■ EXERCISE INSTRUCTIONS ■
The records below must be retyped exactly.

■ RECORDS SUPPLIED ■
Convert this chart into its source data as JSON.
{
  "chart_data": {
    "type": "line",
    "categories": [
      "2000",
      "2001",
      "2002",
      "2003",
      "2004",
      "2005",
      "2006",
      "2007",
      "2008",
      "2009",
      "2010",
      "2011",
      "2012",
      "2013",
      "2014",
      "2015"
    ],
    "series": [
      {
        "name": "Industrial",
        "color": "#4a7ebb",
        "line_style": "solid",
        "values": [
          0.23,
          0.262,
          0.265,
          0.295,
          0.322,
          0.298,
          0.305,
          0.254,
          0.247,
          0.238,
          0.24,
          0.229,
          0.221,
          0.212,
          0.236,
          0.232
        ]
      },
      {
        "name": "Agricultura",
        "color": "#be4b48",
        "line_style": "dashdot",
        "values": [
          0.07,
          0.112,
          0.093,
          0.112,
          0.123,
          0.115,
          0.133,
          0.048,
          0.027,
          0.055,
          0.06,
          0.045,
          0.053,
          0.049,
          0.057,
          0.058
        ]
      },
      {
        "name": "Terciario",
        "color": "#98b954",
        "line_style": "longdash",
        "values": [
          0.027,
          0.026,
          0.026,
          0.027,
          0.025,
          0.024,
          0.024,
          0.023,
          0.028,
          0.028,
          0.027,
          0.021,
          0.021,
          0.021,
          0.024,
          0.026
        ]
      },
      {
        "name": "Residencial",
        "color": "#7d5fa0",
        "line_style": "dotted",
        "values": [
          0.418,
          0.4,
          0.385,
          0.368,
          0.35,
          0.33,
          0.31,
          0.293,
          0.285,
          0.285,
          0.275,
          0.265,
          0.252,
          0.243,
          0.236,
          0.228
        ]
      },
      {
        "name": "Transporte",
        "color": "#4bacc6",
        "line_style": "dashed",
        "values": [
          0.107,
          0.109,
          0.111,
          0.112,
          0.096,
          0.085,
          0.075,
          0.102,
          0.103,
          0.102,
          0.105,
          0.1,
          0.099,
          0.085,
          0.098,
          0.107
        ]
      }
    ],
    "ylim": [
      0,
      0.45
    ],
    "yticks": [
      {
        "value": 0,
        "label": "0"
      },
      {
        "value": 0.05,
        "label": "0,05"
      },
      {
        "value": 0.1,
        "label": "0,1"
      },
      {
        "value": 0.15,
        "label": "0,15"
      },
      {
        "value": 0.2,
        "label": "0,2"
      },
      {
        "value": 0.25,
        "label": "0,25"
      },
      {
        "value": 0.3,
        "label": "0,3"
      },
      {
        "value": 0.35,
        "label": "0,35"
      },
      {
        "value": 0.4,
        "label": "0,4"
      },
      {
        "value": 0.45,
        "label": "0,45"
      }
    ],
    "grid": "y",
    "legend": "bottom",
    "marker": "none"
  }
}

■ WRITTEN RESPONSE ■
Convert this chart into its source data as JSON.
{
  "chart_data": {
    "type": "line",
    "categories": [
      "2000",
      "2001",
      "2002",
      "2003",
      "2004",
      "2005",
      "2006",
      "2007",
      "2008",
      "2009",
      "2010",
      "2011",
      "2012",
      "2013",
      "2014",
      "2015"
    ],
    "series": [
      {
        "name": "Industrial",
        "color": "#4a7ebb",
        "line_style": "solid",
        "values": [
          0.23,
          0.262,
          0.265,
          0.295,
          0.322,
          0.298,
          0.305,
          0.254,
          0.247,
          0.238,
          0.24,
          0.229,
          0.221,
          0.212,
          0.236,
          0.232
        ]
      },
      {
        "name": "Agricultura",
        "color": "#be4b48",
        "line_style": "dashdot",
        "values": [
          0.07,
          0.112,
          0.093,
          0.112,
          0.123,
          0.115,
          0.133,
          0.048,
          0.027,
          0.055,
          0.06,
          0.045,
          0.053,
          0.049,
          0.057,
          0.058
        ]
      },
      {
        "name": "Terciario",
        "color": "#98b954",
        "line_style": "longdash",
        "values": [
          0.027,
          0.026,
          0.026,
          0.027,
          0.025,
          0.024,
          0.024,
          0.023,
          0.028,
          0.028,
          0.027,
          0.021,
          0.021,
          0.021,
          0.024,
          0.026
        ]
      },
      {
        "name": "Residencial",
        "color": "#7d5fa0",
        "line_style": "dotted",
        "values": [
          0.418,
          0.4,
          0.385,
          0.368,
          0.35,
          0.33,
          0.31,
          0.293,
          0.285,
          0.285,
          0.275,
          0.265,
          0.252,
          0.243,
          0.236,
          0.228
        ]
      },
      {
        "name": "Transporte",
        "color": "#4bacc6",
        "line_style": "dashed",
        "values": [
          0.107,
          0.109,
          0.111,
          0.112,
          0.096,
          0.085,
          0.075,
          0.102,
          0.103,
          0.102,
          0.105,
          0.1,
          0.099,
          0.085,
          0.098,
          0.107
        ]
      }
    ],
    "ylim": [
      0,
      0.45
    ],
    "yticks": [
      {
        "value": 0,
        "label": "0"
      },
      {
        "value": 0.05,
        "label": "0,05"
      },
      {
        "value": 0.1,
        "label": "0,1"
      },
      {
        "value": 0.15,
        "label": "0,15"
      },
      {
        "value": 0.2,
        "label": "0,2"
      },
      {
        "value": 0.25,
        "label": "0,25"
      },
      {
        "value": 0.3,
        "label": "0,3"
      },
      {
        "value": 0.35,
        "label": "0,35"
      },
      {
        "value": 0.4,
        "label": "0,4"
      },
      {
        "value": 0.45,
        "label": "0,45"
      }
    ],
    "grid": "y",
    "legend": "bottom",
    "marker": "none"
  }
}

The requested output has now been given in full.